## Required task:
Every line that contains "title" counts once; give the total number of such lines, with no other words.

-- START Exercise input --

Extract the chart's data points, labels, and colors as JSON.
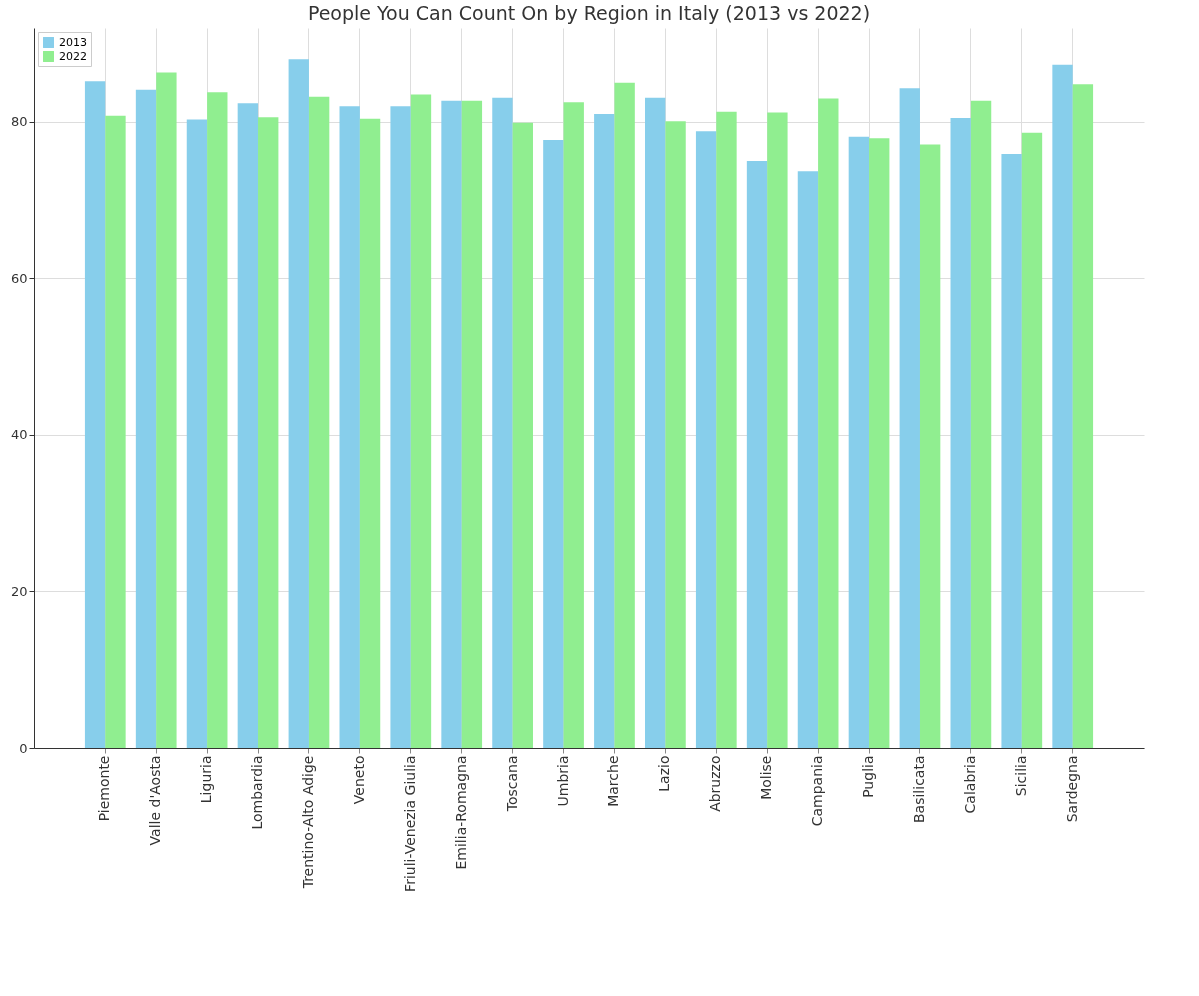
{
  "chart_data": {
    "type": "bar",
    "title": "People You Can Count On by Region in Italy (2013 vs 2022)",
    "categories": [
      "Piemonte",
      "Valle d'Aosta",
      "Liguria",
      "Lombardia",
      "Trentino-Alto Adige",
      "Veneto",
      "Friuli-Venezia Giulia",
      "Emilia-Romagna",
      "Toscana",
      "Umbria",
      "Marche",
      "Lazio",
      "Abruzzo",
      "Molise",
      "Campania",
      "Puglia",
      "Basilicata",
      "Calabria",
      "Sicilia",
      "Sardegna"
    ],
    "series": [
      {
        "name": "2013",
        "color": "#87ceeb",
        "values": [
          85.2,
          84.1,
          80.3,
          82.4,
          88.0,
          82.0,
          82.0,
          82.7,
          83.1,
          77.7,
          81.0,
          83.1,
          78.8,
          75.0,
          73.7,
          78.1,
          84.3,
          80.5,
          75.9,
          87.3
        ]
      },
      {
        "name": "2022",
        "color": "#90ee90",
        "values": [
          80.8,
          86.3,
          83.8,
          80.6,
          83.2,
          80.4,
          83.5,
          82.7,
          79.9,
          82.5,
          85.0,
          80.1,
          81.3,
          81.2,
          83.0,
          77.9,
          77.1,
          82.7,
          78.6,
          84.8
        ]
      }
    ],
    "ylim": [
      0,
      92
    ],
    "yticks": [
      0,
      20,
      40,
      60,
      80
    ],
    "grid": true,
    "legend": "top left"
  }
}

-- END Exercise input --
-- START Exercise input --

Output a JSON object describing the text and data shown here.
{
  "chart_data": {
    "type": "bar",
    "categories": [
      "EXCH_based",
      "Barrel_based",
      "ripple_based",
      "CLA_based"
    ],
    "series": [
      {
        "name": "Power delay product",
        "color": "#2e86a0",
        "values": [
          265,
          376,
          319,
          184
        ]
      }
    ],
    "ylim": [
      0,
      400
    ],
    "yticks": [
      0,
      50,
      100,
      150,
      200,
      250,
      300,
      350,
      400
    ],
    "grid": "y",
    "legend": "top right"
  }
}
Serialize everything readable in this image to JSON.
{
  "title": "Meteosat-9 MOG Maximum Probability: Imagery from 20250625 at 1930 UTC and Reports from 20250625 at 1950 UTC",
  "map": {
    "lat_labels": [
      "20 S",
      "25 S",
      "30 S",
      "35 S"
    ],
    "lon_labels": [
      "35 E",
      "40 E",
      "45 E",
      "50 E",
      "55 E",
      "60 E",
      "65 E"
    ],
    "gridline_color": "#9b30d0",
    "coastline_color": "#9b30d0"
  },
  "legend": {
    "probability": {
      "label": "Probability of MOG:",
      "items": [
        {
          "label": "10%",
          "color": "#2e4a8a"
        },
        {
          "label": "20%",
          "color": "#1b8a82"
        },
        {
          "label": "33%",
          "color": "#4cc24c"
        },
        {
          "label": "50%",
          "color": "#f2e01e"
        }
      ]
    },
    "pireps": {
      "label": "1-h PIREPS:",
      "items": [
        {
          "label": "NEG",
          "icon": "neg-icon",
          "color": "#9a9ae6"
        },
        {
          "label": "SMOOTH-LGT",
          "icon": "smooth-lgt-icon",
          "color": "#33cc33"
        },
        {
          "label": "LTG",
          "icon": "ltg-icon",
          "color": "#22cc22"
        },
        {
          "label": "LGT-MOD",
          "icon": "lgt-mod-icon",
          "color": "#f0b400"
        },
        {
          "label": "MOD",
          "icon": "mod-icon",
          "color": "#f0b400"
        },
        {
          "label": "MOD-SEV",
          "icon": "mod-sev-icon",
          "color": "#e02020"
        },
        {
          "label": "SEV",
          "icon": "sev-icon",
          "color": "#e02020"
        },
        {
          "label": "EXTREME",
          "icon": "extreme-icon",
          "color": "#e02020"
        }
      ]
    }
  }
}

-- END Exercise input --

## Written response:
2